» Task requirements:
Return each line holding the string "annotation".

┌─ Supplied material

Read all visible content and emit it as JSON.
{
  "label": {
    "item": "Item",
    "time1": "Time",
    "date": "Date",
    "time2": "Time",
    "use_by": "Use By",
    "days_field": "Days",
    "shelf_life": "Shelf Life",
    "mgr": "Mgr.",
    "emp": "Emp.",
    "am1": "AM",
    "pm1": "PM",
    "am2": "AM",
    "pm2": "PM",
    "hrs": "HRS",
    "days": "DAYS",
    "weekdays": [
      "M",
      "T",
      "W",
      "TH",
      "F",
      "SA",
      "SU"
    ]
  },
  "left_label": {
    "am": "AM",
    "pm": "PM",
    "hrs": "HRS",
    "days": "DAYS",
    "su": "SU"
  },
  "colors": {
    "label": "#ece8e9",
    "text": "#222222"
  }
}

└─
┌─ Supplied material

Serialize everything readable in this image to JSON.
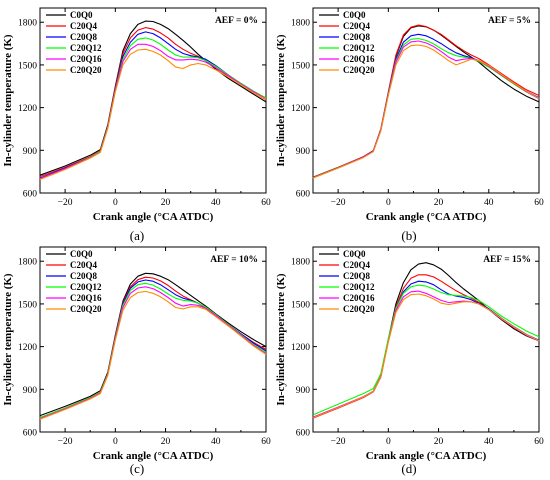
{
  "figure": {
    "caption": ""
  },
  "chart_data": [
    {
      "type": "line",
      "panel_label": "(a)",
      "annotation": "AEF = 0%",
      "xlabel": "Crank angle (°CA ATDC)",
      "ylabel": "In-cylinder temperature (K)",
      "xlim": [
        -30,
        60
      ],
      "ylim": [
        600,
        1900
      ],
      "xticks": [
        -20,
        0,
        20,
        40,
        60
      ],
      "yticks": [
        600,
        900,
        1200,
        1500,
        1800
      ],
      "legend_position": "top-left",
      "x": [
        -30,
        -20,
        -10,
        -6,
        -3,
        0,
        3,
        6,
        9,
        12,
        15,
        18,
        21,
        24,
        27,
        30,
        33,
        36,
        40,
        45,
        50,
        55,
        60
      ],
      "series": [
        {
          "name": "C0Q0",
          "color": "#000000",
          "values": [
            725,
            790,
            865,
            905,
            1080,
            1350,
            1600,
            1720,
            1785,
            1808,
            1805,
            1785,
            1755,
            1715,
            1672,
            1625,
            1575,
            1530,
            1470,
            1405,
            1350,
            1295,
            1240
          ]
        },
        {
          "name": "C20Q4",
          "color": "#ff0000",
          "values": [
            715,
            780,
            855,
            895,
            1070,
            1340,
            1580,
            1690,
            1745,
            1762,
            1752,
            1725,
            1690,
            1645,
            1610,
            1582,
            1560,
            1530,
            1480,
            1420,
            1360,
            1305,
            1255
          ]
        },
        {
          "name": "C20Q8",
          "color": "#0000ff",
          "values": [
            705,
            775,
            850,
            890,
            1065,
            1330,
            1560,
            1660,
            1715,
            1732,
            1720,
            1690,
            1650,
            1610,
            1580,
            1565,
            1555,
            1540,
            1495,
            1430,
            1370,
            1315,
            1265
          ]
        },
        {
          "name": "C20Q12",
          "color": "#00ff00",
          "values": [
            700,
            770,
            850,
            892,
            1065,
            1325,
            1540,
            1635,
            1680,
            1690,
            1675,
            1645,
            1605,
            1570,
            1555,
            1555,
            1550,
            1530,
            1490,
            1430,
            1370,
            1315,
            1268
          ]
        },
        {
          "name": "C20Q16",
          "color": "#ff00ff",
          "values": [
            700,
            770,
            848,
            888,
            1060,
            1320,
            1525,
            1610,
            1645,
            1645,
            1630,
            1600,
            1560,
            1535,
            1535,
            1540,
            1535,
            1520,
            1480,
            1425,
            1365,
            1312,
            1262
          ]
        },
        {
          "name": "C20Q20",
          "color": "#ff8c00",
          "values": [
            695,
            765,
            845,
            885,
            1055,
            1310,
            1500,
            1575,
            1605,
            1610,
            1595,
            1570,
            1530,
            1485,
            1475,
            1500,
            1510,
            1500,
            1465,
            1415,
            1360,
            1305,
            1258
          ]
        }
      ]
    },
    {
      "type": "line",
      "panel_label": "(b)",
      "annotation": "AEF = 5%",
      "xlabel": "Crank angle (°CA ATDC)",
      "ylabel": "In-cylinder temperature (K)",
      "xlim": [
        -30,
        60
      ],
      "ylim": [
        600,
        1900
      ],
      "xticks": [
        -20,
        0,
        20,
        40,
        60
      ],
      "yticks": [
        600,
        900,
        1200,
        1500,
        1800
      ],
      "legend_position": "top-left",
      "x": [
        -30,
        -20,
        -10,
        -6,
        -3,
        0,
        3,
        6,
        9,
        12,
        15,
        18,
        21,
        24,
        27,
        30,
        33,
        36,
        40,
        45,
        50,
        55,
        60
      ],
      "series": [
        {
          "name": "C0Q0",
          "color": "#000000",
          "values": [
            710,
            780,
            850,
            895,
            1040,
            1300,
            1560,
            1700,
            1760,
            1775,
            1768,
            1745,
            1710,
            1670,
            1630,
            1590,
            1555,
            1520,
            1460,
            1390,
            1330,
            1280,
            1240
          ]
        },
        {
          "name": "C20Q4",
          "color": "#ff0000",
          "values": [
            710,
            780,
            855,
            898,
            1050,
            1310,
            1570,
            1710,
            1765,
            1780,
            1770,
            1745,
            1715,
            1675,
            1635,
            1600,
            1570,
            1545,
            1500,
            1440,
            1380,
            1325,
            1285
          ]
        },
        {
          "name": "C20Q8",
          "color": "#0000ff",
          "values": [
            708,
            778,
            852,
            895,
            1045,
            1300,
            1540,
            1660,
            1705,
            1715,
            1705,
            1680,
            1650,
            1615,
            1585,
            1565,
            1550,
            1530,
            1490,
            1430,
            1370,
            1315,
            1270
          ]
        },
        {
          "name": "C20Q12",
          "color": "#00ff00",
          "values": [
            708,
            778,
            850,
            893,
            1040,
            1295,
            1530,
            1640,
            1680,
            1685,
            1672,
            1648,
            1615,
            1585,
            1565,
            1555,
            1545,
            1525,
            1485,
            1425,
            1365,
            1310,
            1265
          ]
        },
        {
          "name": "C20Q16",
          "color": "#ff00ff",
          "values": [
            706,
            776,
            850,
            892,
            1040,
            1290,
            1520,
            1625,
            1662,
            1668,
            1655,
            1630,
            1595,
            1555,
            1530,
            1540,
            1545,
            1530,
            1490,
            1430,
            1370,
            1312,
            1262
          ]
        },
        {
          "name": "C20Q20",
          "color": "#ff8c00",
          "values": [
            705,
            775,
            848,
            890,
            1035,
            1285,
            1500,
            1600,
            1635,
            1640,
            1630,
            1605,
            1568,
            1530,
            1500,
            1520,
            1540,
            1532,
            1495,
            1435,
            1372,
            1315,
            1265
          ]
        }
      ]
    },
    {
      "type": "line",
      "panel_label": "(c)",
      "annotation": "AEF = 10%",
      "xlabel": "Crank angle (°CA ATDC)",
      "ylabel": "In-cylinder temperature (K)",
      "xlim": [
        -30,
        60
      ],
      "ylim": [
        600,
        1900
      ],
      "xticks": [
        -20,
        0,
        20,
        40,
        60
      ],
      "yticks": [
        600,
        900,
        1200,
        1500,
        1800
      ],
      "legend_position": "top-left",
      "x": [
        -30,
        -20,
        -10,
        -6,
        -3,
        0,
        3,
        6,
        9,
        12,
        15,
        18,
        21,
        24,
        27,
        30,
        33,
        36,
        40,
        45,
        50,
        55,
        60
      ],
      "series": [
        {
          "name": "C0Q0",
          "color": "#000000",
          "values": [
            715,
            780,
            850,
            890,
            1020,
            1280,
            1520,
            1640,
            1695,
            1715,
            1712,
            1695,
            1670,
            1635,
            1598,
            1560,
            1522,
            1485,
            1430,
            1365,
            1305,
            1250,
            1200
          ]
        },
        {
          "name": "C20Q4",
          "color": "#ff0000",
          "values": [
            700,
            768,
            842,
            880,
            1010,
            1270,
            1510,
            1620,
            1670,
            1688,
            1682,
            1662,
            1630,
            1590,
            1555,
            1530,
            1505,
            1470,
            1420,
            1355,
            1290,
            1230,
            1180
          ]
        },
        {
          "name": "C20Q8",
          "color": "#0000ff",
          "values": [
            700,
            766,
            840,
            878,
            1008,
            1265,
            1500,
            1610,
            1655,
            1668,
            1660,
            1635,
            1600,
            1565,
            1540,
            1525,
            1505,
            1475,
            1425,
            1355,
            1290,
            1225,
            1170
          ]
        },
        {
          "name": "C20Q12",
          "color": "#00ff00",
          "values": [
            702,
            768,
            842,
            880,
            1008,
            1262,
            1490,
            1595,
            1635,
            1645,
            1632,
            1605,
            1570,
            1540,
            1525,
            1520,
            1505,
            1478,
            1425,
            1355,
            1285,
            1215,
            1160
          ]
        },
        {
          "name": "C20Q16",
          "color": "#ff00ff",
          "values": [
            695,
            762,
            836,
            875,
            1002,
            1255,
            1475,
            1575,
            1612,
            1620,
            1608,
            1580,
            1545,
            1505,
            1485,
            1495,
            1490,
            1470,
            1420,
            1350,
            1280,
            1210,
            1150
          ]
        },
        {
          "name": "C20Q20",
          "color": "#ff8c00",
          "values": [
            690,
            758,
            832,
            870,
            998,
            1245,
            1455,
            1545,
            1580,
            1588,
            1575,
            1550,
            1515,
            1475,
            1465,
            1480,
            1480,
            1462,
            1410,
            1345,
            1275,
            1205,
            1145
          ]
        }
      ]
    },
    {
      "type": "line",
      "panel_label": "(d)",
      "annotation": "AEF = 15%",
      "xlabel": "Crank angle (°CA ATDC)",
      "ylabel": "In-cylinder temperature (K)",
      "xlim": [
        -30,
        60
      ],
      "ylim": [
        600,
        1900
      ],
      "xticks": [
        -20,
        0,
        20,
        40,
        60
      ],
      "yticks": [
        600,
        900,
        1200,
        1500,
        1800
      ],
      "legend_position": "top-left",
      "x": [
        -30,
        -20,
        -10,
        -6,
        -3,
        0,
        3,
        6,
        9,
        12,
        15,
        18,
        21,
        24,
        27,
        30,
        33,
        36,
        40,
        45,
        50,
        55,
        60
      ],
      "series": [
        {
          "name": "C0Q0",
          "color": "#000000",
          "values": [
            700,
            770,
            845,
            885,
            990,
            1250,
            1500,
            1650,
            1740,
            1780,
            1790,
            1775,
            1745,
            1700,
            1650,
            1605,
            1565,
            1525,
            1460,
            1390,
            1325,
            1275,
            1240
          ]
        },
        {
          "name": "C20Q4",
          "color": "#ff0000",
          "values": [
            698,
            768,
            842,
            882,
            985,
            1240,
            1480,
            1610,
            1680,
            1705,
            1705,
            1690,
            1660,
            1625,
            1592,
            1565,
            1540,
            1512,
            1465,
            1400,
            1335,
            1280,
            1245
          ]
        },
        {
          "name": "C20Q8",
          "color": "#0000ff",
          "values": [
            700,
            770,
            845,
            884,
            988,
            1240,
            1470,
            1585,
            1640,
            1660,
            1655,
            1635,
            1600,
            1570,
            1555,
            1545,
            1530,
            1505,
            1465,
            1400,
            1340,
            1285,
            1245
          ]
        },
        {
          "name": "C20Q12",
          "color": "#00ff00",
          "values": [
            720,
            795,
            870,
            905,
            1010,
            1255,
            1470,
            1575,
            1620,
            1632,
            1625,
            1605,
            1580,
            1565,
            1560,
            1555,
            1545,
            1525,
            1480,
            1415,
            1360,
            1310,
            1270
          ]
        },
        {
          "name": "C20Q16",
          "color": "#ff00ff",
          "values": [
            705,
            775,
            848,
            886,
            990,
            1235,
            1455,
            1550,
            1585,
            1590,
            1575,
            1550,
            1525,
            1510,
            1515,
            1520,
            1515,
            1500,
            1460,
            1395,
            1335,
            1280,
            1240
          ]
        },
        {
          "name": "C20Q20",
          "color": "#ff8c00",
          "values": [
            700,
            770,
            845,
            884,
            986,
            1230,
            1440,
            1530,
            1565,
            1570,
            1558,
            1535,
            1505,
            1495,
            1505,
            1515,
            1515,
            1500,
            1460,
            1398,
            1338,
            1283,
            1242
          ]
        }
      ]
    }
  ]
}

└─

» Response for this exercise:
      "annotation": "AEF = 0%",
      "annotation": "AEF = 5%",
      "annotation": "AEF = 10%",
      "annotation": "AEF = 15%",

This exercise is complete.